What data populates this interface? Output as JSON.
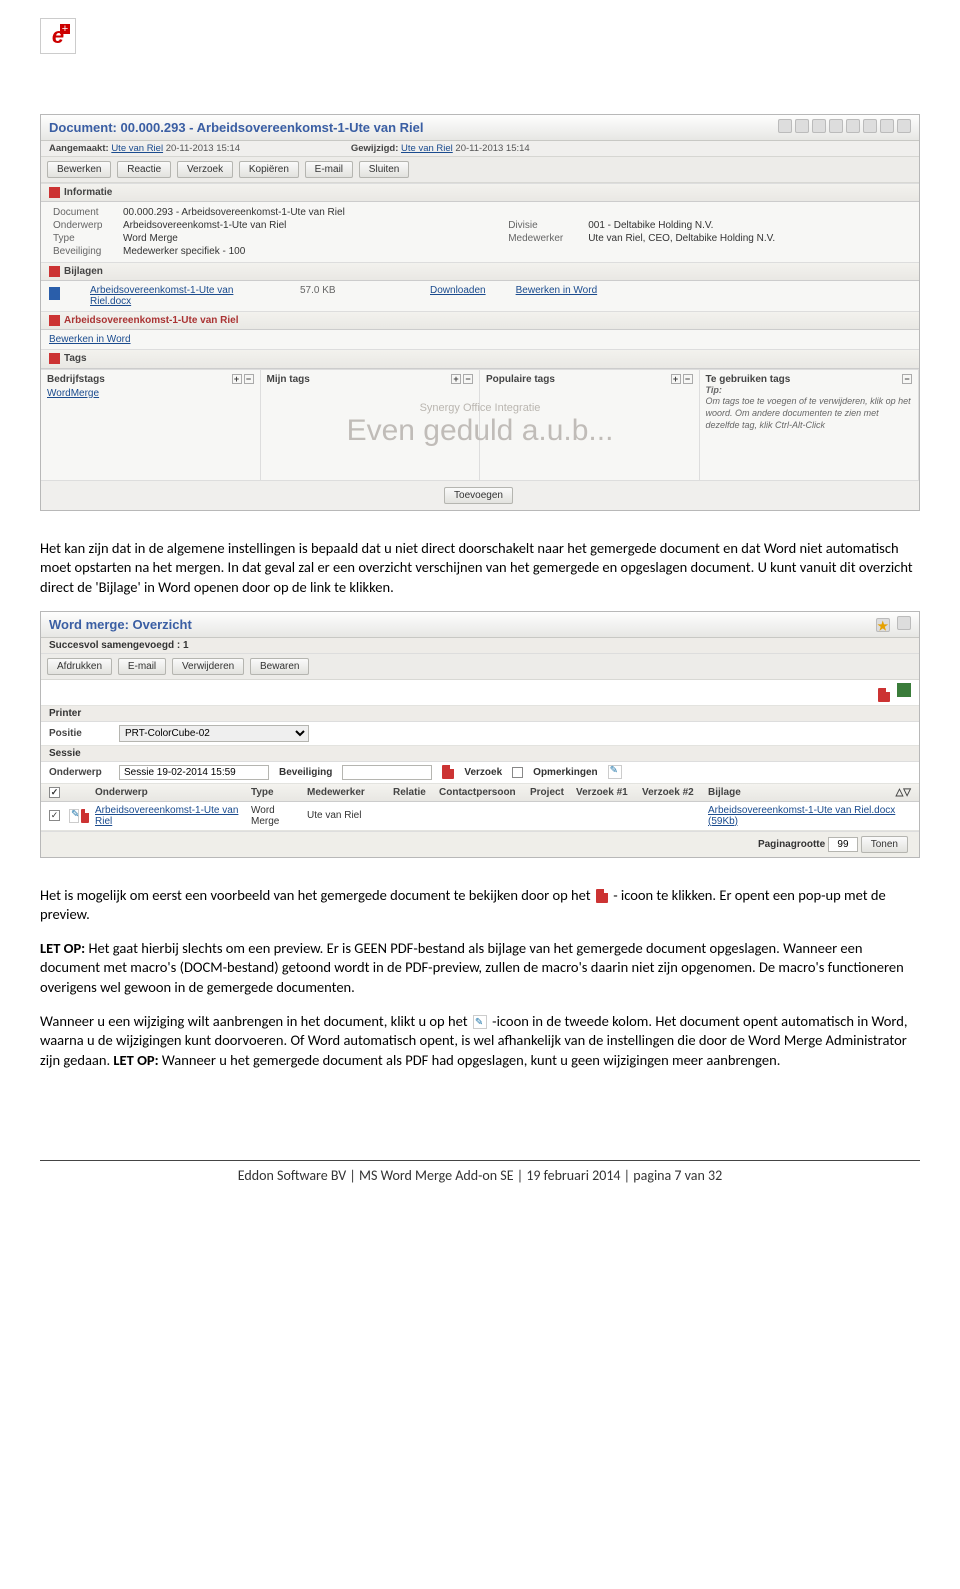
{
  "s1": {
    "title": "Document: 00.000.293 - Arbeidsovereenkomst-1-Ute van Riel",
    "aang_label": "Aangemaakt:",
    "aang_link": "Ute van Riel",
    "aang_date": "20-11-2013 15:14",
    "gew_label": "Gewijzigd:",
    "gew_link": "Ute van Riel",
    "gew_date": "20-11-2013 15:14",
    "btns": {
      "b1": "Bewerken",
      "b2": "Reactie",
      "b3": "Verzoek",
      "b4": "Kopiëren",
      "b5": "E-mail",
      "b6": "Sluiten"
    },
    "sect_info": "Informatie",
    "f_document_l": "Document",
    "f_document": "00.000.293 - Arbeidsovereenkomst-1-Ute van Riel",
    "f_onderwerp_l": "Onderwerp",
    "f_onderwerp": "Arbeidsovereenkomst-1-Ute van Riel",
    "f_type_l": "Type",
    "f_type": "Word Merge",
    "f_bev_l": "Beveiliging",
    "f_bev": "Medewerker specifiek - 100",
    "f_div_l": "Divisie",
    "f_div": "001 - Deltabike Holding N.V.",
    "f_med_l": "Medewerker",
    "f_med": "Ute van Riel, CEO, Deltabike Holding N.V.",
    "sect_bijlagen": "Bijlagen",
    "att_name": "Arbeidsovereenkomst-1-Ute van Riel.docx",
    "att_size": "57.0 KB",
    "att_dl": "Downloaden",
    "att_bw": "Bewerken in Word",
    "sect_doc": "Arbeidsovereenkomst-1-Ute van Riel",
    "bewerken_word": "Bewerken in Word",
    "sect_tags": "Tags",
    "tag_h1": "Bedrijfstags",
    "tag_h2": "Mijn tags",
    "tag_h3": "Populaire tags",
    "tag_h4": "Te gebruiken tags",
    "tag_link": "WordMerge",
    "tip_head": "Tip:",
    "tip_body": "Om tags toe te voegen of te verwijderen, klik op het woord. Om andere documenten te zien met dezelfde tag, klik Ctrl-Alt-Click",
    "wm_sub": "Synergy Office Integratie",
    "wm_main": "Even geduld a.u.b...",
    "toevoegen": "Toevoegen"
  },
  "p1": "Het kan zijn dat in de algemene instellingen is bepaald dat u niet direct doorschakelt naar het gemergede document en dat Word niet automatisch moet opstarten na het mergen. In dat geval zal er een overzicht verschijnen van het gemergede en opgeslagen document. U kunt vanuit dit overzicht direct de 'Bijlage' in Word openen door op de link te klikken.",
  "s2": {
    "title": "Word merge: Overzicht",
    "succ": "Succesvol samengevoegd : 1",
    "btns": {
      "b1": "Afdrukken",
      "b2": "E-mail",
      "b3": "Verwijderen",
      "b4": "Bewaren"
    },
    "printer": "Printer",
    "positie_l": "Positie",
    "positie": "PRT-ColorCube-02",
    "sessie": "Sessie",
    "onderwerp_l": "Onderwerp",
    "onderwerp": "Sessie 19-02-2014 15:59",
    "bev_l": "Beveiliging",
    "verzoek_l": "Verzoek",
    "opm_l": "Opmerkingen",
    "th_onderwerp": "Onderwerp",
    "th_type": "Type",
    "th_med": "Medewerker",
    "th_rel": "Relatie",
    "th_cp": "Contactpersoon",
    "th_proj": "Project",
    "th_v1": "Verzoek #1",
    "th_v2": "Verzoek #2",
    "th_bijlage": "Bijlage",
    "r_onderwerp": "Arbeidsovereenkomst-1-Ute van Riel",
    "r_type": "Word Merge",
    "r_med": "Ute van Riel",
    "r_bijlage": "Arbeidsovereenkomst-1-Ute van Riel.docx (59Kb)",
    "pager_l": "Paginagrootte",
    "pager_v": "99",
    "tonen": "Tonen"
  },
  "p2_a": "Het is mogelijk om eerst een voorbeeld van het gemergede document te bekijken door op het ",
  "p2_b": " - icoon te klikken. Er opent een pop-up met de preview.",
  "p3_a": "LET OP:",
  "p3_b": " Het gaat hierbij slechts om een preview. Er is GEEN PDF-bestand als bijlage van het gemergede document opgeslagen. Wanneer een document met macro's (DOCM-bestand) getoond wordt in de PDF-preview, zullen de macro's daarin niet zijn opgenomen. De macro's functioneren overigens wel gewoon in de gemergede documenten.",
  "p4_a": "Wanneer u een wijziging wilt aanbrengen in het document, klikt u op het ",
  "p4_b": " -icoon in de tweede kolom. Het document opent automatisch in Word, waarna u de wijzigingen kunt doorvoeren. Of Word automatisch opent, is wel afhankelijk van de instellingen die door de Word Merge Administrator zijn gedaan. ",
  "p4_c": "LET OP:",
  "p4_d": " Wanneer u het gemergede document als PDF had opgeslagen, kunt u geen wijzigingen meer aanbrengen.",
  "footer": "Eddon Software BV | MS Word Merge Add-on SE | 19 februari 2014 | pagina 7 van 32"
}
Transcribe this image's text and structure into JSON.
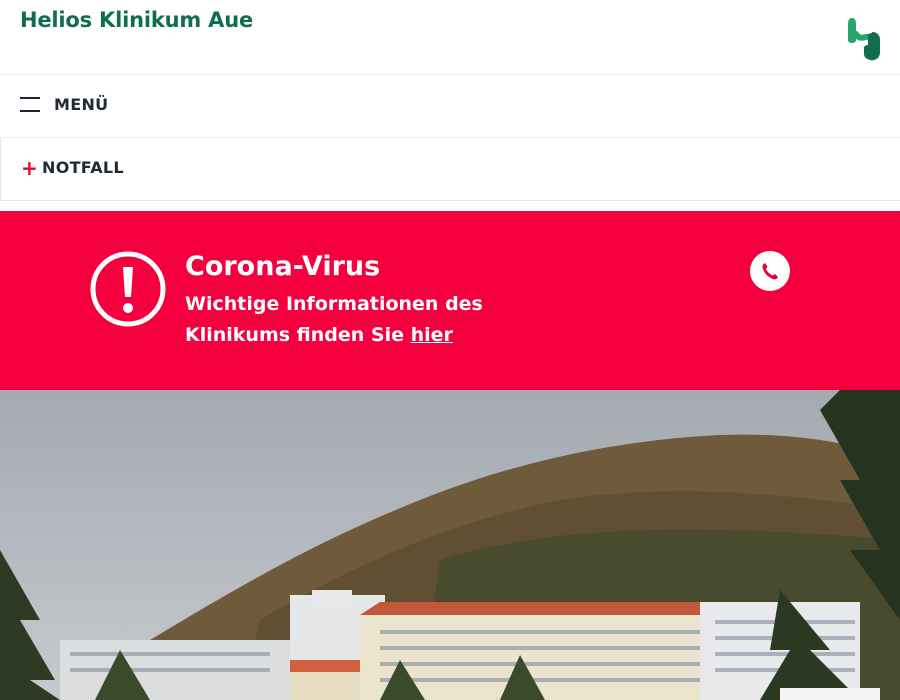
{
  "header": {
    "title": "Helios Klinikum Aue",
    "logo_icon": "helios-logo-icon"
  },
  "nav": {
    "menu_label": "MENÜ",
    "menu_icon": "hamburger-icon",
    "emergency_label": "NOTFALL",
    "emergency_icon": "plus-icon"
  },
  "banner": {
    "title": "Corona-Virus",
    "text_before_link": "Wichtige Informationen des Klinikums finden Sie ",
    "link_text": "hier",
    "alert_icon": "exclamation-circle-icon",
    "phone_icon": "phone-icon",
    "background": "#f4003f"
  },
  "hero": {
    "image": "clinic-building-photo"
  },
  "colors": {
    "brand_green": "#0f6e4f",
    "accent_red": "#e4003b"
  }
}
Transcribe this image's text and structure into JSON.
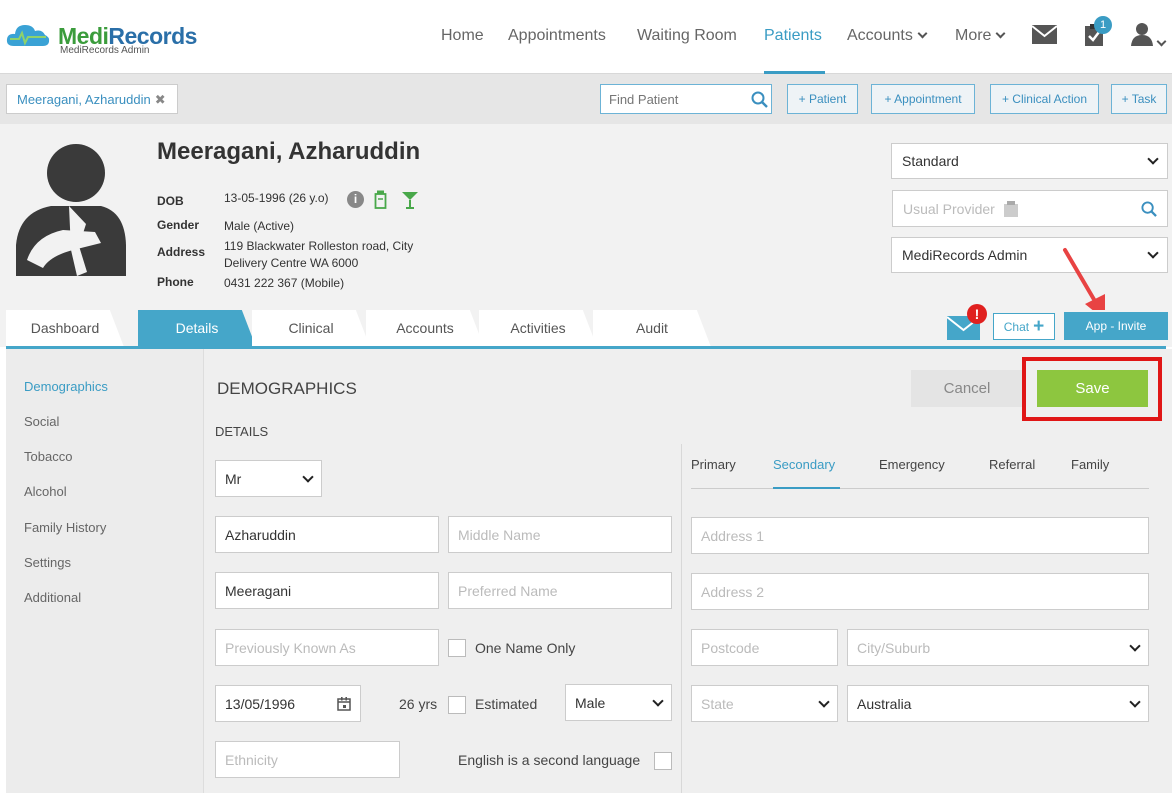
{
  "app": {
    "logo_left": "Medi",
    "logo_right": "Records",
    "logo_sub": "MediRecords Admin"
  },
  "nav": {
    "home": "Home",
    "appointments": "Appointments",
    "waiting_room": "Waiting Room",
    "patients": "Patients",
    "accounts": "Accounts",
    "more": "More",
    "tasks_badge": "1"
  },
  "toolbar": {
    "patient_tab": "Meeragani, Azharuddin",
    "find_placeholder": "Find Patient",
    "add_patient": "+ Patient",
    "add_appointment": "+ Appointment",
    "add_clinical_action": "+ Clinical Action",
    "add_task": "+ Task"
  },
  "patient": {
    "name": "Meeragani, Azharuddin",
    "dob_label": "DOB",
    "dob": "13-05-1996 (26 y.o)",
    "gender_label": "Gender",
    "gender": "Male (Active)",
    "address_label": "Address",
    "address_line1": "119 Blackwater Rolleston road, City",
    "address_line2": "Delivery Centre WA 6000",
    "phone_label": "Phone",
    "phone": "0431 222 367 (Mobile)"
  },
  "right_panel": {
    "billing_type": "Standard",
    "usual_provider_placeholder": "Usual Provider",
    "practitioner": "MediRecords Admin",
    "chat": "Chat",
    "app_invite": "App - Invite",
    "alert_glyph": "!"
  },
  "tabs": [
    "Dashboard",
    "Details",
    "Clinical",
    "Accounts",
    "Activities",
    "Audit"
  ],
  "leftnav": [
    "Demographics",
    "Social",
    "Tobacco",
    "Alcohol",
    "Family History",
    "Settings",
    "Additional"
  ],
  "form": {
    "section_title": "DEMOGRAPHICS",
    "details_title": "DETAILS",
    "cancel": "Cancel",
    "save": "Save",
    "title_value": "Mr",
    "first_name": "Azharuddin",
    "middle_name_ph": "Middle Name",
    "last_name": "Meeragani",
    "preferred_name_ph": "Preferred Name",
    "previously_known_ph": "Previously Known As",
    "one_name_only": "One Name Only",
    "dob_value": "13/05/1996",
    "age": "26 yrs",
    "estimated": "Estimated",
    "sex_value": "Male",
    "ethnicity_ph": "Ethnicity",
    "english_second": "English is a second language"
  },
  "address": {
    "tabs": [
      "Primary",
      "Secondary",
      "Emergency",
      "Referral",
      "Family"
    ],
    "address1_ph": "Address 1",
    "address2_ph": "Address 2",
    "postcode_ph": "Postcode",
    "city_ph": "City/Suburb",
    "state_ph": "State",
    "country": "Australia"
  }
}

——

Across the records, how many lines carry the word "docx"? The answer should be a number alone.

Expected answer: 2